━━━ Data shown

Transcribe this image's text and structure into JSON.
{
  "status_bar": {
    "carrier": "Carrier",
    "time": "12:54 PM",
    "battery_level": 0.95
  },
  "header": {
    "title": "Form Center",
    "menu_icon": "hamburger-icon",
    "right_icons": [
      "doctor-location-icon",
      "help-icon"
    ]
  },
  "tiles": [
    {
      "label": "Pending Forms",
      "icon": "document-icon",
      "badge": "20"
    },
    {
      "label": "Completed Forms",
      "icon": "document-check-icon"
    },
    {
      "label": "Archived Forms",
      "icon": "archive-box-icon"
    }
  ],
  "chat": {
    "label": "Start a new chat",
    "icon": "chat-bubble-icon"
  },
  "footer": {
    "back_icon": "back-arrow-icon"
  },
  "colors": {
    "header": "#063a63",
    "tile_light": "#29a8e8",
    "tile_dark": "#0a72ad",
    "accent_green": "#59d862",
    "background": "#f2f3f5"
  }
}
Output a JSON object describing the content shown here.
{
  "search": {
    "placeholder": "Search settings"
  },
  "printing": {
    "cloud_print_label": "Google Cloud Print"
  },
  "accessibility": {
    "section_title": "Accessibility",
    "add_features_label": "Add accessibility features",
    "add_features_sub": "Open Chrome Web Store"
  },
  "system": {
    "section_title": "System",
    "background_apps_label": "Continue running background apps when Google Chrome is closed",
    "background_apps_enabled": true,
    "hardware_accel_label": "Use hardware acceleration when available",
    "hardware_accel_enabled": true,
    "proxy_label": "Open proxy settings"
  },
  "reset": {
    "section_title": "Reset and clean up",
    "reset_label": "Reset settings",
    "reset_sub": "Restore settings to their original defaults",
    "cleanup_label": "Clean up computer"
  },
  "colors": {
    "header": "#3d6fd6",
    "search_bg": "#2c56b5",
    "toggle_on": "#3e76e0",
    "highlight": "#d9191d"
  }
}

━━━━━━
━━━ Data shown

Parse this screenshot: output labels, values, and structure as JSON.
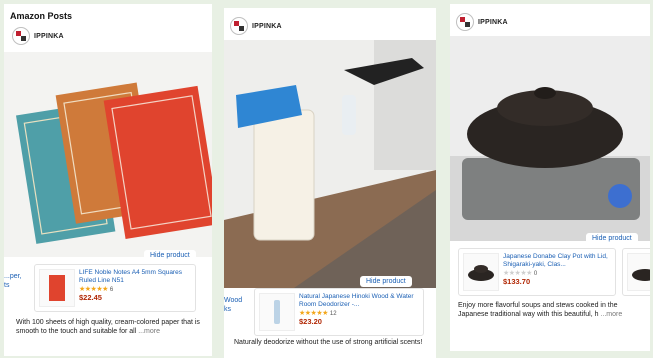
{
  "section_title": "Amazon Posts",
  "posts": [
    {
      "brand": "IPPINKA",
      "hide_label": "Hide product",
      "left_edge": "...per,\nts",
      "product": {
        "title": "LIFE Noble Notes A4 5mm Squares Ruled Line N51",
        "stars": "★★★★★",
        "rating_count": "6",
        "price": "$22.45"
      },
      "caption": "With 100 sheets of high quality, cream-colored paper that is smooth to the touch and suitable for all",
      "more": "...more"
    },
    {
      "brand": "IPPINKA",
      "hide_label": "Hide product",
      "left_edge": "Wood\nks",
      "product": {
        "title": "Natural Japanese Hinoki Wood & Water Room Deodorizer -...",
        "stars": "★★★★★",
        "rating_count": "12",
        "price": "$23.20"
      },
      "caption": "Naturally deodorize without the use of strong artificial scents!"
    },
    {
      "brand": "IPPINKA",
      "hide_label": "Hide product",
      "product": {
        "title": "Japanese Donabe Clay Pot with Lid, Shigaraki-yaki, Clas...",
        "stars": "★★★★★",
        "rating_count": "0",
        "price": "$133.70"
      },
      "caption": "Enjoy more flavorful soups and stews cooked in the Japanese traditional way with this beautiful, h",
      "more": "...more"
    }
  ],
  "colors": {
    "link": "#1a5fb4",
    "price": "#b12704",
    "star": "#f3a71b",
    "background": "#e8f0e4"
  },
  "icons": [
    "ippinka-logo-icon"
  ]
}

━━━━━━

- _Problem details_
Look through the entries above for the word "price". Copy every line where it shows up.

- _Full output_
        "price": "$22.45"
        "price": "$23.20"
        "price": "$133.70"
    "price": "#b12704",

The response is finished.